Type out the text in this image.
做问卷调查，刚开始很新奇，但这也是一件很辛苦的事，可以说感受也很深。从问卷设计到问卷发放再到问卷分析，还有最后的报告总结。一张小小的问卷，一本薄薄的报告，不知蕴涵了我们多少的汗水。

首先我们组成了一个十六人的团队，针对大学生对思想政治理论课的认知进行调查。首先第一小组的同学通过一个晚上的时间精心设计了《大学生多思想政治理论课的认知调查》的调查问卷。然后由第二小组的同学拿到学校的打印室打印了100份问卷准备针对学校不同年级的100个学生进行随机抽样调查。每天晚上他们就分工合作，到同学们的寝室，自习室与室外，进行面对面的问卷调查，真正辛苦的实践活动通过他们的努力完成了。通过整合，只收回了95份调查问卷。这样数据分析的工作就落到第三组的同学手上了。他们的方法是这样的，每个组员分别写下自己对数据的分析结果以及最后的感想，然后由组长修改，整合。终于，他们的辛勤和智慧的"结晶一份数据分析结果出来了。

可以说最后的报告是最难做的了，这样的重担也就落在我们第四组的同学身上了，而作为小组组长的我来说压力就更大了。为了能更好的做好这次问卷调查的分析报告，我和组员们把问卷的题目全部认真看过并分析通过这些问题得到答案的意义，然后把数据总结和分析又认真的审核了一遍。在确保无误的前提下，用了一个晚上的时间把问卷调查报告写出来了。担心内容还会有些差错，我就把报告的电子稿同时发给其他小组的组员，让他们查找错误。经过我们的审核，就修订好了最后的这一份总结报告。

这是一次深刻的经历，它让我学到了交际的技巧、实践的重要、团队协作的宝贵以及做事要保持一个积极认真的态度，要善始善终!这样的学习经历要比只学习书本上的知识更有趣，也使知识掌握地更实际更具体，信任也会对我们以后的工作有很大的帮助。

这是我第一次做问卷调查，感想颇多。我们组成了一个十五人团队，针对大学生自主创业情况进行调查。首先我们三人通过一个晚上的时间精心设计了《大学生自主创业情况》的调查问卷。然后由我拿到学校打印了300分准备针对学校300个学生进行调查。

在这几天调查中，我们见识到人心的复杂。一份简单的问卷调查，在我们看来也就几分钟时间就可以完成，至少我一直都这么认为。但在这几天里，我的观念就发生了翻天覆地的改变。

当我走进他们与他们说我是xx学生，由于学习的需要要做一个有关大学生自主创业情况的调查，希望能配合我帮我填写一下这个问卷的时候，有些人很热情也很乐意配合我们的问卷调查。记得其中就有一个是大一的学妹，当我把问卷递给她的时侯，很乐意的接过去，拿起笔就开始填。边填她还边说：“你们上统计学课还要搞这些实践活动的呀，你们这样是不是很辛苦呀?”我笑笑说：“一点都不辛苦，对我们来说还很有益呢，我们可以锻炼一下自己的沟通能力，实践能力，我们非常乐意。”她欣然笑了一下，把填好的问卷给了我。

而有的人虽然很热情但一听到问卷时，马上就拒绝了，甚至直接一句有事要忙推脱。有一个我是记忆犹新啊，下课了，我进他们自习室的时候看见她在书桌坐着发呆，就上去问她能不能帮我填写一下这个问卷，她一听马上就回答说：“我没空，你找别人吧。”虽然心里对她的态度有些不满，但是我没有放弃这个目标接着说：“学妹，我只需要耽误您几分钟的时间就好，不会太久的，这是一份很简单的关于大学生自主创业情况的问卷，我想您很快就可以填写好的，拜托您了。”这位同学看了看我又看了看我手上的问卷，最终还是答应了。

==========

The problem
Each record must be repeated exactly as it is.

Task result
Type out the text in this image.
做问卷调查，刚开始很新奇，但这也是一件很辛苦的事，可以说感受也很深。从问卷设计到问卷发放再到问卷分析，还有最后的报告总结。一张小小的问卷，一本薄薄的报告，不知蕴涵了我们多少的汗水。

首先我们组成了一个十六人的团队，针对大学生对思想政治理论课的认知进行调查。首先第一小组的同学通过一个晚上的时间精心设计了《大学生多思想政治理论课的认知调查》的调查问卷。然后由第二小组的同学拿到学校的打印室打印了100份问卷准备针对学校不同年级的100个学生进行随机抽样调查。每天晚上他们就分工合作，到同学们的寝室，自习室与室外，进行面对面的问卷调查，真正辛苦的实践活动通过他们的努力完成了。通过整合，只收回了95份调查问卷。这样数据分析的工作就落到第三组的同学手上了。他们的方法是这样的，每个组员分别写下自己对数据的分析结果以及最后的感想，然后由组长修改，整合。终于，他们的辛勤和智慧的"结晶一份数据分析结果出来了。

可以说最后的报告是最难做的了，这样的重担也就落在我们第四组的同学身上了，而作为小组组长的我来说压力就更大了。为了能更好的做好这次问卷调查的分析报告，我和组员们把问卷的题目全部认真看过并分析通过这些问题得到答案的意义，然后把数据总结和分析又认真的审核了一遍。在确保无误的前提下，用了一个晚上的时间把问卷调查报告写出来了。担心内容还会有些差错，我就把报告的电子稿同时发给其他小组的组员，让他们查找错误。经过我们的审核，就修订好了最后的这一份总结报告。

这是一次深刻的经历，它让我学到了交际的技巧、实践的重要、团队协作的宝贵以及做事要保持一个积极认真的态度，要善始善终!这样的学习经历要比只学习书本上的知识更有趣，也使知识掌握地更实际更具体，信任也会对我们以后的工作有很大的帮助。

这是我第一次做问卷调查，感想颇多。我们组成了一个十五人团队，针对大学生自主创业情况进行调查。首先我们三人通过一个晚上的时间精心设计了《大学生自主创业情况》的调查问卷。然后由我拿到学校打印了300分准备针对学校300个学生进行调查。

在这几天调查中，我们见识到人心的复杂。一份简单的问卷调查，在我们看来也就几分钟时间就可以完成，至少我一直都这么认为。但在这几天里，我的观念就发生了翻天覆地的改变。

当我走进他们与他们说我是xx学生，由于学习的需要要做一个有关大学生自主创业情况的调查，希望能配合我帮我填写一下这个问卷的时候，有些人很热情也很乐意配合我们的问卷调查。记得其中就有一个是大一的学妹，当我把问卷递给她的时侯，很乐意的接过去，拿起笔就开始填。边填她还边说：“你们上统计学课还要搞这些实践活动的呀，你们这样是不是很辛苦呀?”我笑笑说：“一点都不辛苦，对我们来说还很有益呢，我们可以锻炼一下自己的沟通能力，实践能力，我们非常乐意。”她欣然笑了一下，把填好的问卷给了我。

而有的人虽然很热情但一听到问卷时，马上就拒绝了，甚至直接一句有事要忙推脱。有一个我是记忆犹新啊，下课了，我进他们自习室的时候看见她在书桌坐着发呆，就上去问她能不能帮我填写一下这个问卷，她一听马上就回答说：“我没空，你找别人吧。”虽然心里对她的态度有些不满，但是我没有放弃这个目标接着说：“学妹，我只需要耽误您几分钟的时间就好，不会太久的，这是一份很简单的关于大学生自主创业情况的问卷，我想您很快就可以填写好的，拜托您了。”这位同学看了看我又看了看我手上的问卷，最终还是答应了。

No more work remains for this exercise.